## EXERCISE TASK
Quote the data below in full, please, without altering anything.

---- DATASET ENTRIES

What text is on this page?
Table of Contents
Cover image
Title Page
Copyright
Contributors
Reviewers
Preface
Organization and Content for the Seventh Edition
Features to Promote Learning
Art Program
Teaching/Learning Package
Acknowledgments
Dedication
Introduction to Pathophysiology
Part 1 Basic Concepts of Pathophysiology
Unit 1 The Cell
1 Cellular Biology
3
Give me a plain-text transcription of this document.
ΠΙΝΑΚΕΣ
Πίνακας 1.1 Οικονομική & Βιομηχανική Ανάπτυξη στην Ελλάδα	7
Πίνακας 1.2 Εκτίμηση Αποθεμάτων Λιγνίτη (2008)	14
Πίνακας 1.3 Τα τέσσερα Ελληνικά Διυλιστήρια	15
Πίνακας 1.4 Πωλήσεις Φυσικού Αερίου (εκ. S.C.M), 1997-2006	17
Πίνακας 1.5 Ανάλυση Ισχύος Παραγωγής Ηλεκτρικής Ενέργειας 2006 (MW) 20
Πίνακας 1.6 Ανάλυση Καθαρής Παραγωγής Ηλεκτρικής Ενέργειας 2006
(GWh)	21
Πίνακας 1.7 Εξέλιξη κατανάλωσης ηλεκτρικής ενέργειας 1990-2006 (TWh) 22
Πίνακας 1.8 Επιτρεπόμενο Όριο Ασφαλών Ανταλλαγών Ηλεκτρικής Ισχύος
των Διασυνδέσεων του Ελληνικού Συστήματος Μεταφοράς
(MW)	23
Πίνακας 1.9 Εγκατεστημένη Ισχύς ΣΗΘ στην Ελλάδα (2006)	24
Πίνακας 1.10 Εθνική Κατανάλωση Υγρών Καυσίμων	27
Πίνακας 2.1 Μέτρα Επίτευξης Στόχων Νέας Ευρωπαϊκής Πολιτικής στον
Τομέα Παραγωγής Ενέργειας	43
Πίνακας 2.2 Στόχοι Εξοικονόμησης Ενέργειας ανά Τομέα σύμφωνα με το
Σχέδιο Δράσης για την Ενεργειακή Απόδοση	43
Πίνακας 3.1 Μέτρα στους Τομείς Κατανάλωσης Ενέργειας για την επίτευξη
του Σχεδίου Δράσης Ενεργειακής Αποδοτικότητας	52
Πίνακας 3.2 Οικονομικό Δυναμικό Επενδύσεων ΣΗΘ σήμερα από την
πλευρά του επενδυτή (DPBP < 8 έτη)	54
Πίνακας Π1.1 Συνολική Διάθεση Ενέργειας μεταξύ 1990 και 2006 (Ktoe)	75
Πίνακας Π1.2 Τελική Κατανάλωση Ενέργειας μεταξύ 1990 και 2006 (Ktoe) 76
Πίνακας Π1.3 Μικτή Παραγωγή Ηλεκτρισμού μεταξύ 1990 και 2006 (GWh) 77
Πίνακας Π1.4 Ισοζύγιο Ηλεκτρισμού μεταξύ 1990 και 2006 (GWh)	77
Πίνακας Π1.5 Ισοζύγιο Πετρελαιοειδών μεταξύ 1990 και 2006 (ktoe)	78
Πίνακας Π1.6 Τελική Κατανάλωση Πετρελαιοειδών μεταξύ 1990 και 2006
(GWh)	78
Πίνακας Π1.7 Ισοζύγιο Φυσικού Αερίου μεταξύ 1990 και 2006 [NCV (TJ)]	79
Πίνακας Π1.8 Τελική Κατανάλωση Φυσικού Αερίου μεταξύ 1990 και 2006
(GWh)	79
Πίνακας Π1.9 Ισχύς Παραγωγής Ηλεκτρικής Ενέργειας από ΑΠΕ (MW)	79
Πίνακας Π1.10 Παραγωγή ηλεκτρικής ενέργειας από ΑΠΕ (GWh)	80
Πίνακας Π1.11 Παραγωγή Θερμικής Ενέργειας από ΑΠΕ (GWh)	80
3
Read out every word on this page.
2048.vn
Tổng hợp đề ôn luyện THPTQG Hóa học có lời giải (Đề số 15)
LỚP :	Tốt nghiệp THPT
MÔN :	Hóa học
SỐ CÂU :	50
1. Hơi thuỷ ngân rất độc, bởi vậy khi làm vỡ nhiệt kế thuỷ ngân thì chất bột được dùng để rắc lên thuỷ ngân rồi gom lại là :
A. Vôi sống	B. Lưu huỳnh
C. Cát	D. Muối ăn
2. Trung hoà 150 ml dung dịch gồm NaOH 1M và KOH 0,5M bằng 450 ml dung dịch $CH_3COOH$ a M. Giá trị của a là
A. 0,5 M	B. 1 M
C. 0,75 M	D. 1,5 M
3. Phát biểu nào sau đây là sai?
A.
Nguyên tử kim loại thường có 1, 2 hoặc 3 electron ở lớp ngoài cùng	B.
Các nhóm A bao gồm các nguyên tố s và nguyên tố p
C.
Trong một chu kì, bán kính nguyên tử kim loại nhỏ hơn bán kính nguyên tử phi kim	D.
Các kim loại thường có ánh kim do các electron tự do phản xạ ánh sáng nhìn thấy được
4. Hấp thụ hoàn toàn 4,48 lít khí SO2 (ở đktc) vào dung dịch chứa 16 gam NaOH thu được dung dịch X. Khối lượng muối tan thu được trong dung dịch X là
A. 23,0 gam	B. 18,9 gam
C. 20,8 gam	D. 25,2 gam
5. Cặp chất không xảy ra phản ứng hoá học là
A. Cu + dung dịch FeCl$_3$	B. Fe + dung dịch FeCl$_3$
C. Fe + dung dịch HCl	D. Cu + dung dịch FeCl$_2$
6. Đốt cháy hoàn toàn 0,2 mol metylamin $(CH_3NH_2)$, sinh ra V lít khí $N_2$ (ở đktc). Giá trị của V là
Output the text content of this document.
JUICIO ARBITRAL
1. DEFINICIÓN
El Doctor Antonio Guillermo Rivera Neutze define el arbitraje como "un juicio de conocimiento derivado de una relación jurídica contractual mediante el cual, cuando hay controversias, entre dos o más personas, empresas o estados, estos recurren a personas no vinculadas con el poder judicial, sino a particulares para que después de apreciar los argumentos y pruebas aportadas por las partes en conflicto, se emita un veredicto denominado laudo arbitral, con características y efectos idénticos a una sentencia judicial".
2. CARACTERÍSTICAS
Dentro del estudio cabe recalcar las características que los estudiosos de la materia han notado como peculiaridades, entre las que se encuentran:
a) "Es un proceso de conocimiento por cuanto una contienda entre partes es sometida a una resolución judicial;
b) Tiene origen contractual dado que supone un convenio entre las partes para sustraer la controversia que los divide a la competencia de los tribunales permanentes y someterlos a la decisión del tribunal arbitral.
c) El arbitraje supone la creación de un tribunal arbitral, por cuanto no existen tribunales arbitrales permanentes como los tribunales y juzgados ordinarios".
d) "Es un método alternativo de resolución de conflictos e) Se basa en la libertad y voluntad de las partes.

--------

## EXERCISE ANSWER
What text is on this page?
Table of Contents
Cover image
Title Page
Copyright
Contributors
Reviewers
Preface
Organization and Content for the Seventh Edition
Features to Promote Learning
Art Program
Teaching/Learning Package
Acknowledgments
Dedication
Introduction to Pathophysiology
Part 1 Basic Concepts of Pathophysiology
Unit 1 The Cell
1 Cellular Biology
3
Give me a plain-text transcription of this document.
ΠΙΝΑΚΕΣ
Πίνακας 1.1 Οικονομική & Βιομηχανική Ανάπτυξη στην Ελλάδα	7
Πίνακας 1.2 Εκτίμηση Αποθεμάτων Λιγνίτη (2008)	14
Πίνακας 1.3 Τα τέσσερα Ελληνικά Διυλιστήρια	15
Πίνακας 1.4 Πωλήσεις Φυσικού Αερίου (εκ. S.C.M), 1997-2006	17
Πίνακας 1.5 Ανάλυση Ισχύος Παραγωγής Ηλεκτρικής Ενέργειας 2006 (MW) 20
Πίνακας 1.6 Ανάλυση Καθαρής Παραγωγής Ηλεκτρικής Ενέργειας 2006
(GWh)	21
Πίνακας 1.7 Εξέλιξη κατανάλωσης ηλεκτρικής ενέργειας 1990-2006 (TWh) 22
Πίνακας 1.8 Επιτρεπόμενο Όριο Ασφαλών Ανταλλαγών Ηλεκτρικής Ισχύος
των Διασυνδέσεων του Ελληνικού Συστήματος Μεταφοράς
(MW)	23
Πίνακας 1.9 Εγκατεστημένη Ισχύς ΣΗΘ στην Ελλάδα (2006)	24
Πίνακας 1.10 Εθνική Κατανάλωση Υγρών Καυσίμων	27
Πίνακας 2.1 Μέτρα Επίτευξης Στόχων Νέας Ευρωπαϊκής Πολιτικής στον
Τομέα Παραγωγής Ενέργειας	43
Πίνακας 2.2 Στόχοι Εξοικονόμησης Ενέργειας ανά Τομέα σύμφωνα με το
Σχέδιο Δράσης για την Ενεργειακή Απόδοση	43
Πίνακας 3.1 Μέτρα στους Τομείς Κατανάλωσης Ενέργειας για την επίτευξη
του Σχεδίου Δράσης Ενεργειακής Αποδοτικότητας	52
Πίνακας 3.2 Οικονομικό Δυναμικό Επενδύσεων ΣΗΘ σήμερα από την
πλευρά του επενδυτή (DPBP < 8 έτη)	54
Πίνακας Π1.1 Συνολική Διάθεση Ενέργειας μεταξύ 1990 και 2006 (Ktoe)	75
Πίνακας Π1.2 Τελική Κατανάλωση Ενέργειας μεταξύ 1990 και 2006 (Ktoe) 76
Πίνακας Π1.3 Μικτή Παραγωγή Ηλεκτρισμού μεταξύ 1990 και 2006 (GWh) 77
Πίνακας Π1.4 Ισοζύγιο Ηλεκτρισμού μεταξύ 1990 και 2006 (GWh)	77
Πίνακας Π1.5 Ισοζύγιο Πετρελαιοειδών μεταξύ 1990 και 2006 (ktoe)	78
Πίνακας Π1.6 Τελική Κατανάλωση Πετρελαιοειδών μεταξύ 1990 και 2006
(GWh)	78
Πίνακας Π1.7 Ισοζύγιο Φυσικού Αερίου μεταξύ 1990 και 2006 [NCV (TJ)]	79
Πίνακας Π1.8 Τελική Κατανάλωση Φυσικού Αερίου μεταξύ 1990 και 2006
(GWh)	79
Πίνακας Π1.9 Ισχύς Παραγωγής Ηλεκτρικής Ενέργειας από ΑΠΕ (MW)	79
Πίνακας Π1.10 Παραγωγή ηλεκτρικής ενέργειας από ΑΠΕ (GWh)	80
Πίνακας Π1.11 Παραγωγή Θερμικής Ενέργειας από ΑΠΕ (GWh)	80
3
Read out every word on this page.
2048.vn
Tổng hợp đề ôn luyện THPTQG Hóa học có lời giải (Đề số 15)
LỚP :	Tốt nghiệp THPT
MÔN :	Hóa học
SỐ CÂU :	50
1. Hơi thuỷ ngân rất độc, bởi vậy khi làm vỡ nhiệt kế thuỷ ngân thì chất bột được dùng để rắc lên thuỷ ngân rồi gom lại là :
A. Vôi sống	B. Lưu huỳnh
C. Cát	D. Muối ăn
2. Trung hoà 150 ml dung dịch gồm NaOH 1M và KOH 0,5M bằng 450 ml dung dịch $CH_3COOH$ a M. Giá trị của a là
A. 0,5 M	B. 1 M
C. 0,75 M	D. 1,5 M
3. Phát biểu nào sau đây là sai?
A.
Nguyên tử kim loại thường có 1, 2 hoặc 3 electron ở lớp ngoài cùng	B.
Các nhóm A bao gồm các nguyên tố s và nguyên tố p
C.
Trong một chu kì, bán kính nguyên tử kim loại nhỏ hơn bán kính nguyên tử phi kim	D.
Các kim loại thường có ánh kim do các electron tự do phản xạ ánh sáng nhìn thấy được
4. Hấp thụ hoàn toàn 4,48 lít khí SO2 (ở đktc) vào dung dịch chứa 16 gam NaOH thu được dung dịch X. Khối lượng muối tan thu được trong dung dịch X là
A. 23,0 gam	B. 18,9 gam
C. 20,8 gam	D. 25,2 gam
5. Cặp chất không xảy ra phản ứng hoá học là
A. Cu + dung dịch FeCl$_3$	B. Fe + dung dịch FeCl$_3$
C. Fe + dung dịch HCl	D. Cu + dung dịch FeCl$_2$
6. Đốt cháy hoàn toàn 0,2 mol metylamin $(CH_3NH_2)$, sinh ra V lít khí $N_2$ (ở đktc). Giá trị của V là
Output the text content of this document.
JUICIO ARBITRAL
1. DEFINICIÓN
El Doctor Antonio Guillermo Rivera Neutze define el arbitraje como "un juicio de conocimiento derivado de una relación jurídica contractual mediante el cual, cuando hay controversias, entre dos o más personas, empresas o estados, estos recurren a personas no vinculadas con el poder judicial, sino a particulares para que después de apreciar los argumentos y pruebas aportadas por las partes en conflicto, se emita un veredicto denominado laudo arbitral, con características y efectos idénticos a una sentencia judicial".
2. CARACTERÍSTICAS
Dentro del estudio cabe recalcar las características que los estudiosos de la materia han notado como peculiaridades, entre las que se encuentran:
a) "Es un proceso de conocimiento por cuanto una contienda entre partes es sometida a una resolución judicial;
b) Tiene origen contractual dado que supone un convenio entre las partes para sustraer la controversia que los divide a la competencia de los tribunales permanentes y someterlos a la decisión del tribunal arbitral.
c) El arbitraje supone la creación de un tribunal arbitral, por cuanto no existen tribunales arbitrales permanentes como los tribunales y juzgados ordinarios".
d) "Es un método alternativo de resolución de conflictos e) Se basa en la libertad y voluntad de las partes.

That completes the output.